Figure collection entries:
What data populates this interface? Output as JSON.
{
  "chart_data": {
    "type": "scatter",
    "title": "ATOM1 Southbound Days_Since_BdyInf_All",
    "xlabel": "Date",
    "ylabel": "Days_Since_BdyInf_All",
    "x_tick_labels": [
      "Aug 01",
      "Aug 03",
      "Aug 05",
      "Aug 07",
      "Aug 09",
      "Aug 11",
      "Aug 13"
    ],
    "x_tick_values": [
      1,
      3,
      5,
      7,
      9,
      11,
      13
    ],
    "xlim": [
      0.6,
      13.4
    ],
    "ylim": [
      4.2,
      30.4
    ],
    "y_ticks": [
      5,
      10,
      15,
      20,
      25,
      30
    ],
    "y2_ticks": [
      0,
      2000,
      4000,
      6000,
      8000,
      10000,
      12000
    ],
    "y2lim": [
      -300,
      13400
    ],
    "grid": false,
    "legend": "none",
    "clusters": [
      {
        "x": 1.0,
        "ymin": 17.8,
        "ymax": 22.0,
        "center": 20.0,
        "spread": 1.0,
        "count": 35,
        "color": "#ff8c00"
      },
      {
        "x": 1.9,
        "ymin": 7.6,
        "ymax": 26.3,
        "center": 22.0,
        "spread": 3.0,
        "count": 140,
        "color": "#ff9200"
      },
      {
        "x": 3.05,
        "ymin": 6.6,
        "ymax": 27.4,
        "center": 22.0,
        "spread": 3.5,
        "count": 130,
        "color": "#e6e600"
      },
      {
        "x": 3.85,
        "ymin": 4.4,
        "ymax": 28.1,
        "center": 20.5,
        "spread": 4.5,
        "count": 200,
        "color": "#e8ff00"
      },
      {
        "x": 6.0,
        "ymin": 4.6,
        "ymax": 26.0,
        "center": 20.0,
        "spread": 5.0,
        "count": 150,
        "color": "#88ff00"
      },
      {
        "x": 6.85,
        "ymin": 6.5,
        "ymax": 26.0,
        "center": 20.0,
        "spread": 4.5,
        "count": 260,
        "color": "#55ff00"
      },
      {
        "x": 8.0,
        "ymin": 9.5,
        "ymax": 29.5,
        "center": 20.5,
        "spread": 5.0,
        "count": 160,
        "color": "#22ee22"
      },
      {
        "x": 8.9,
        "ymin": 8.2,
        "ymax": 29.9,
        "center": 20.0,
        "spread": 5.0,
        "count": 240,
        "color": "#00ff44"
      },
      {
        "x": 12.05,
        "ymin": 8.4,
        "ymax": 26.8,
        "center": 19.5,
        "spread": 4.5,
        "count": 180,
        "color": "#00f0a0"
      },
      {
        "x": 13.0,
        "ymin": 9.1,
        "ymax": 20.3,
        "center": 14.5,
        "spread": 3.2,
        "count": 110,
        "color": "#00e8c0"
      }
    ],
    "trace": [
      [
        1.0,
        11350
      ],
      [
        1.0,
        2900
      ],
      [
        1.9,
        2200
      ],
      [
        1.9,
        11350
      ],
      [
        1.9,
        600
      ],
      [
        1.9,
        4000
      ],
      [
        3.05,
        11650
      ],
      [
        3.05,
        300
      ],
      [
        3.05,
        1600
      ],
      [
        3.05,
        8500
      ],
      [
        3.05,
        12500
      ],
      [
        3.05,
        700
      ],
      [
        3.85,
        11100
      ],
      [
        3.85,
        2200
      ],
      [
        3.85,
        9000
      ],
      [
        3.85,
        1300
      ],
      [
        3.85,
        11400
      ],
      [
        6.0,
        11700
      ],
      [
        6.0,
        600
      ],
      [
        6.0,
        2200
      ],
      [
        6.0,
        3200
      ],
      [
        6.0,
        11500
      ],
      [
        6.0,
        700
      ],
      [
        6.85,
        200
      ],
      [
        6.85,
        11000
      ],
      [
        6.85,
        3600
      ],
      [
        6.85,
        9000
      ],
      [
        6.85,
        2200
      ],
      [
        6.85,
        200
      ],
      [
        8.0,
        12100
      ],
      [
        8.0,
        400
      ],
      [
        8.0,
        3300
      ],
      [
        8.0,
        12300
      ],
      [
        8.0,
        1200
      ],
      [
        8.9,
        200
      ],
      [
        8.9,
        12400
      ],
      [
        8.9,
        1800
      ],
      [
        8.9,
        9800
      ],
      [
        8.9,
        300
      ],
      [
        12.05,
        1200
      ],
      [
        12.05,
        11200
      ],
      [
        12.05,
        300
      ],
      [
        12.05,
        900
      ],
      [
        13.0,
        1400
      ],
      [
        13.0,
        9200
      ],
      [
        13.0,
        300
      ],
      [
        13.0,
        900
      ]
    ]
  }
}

§ **EXERCISE GOAL**
Pull out the lines above in which the word "count" appears.

§ **EXERCISE RESPONSE**
        "count": 35,
        "count": 140,
        "count": 130,
        "count": 200,
        "count": 150,
        "count": 260,
        "count": 160,
        "count": 240,
        "count": 180,
        "count": 110,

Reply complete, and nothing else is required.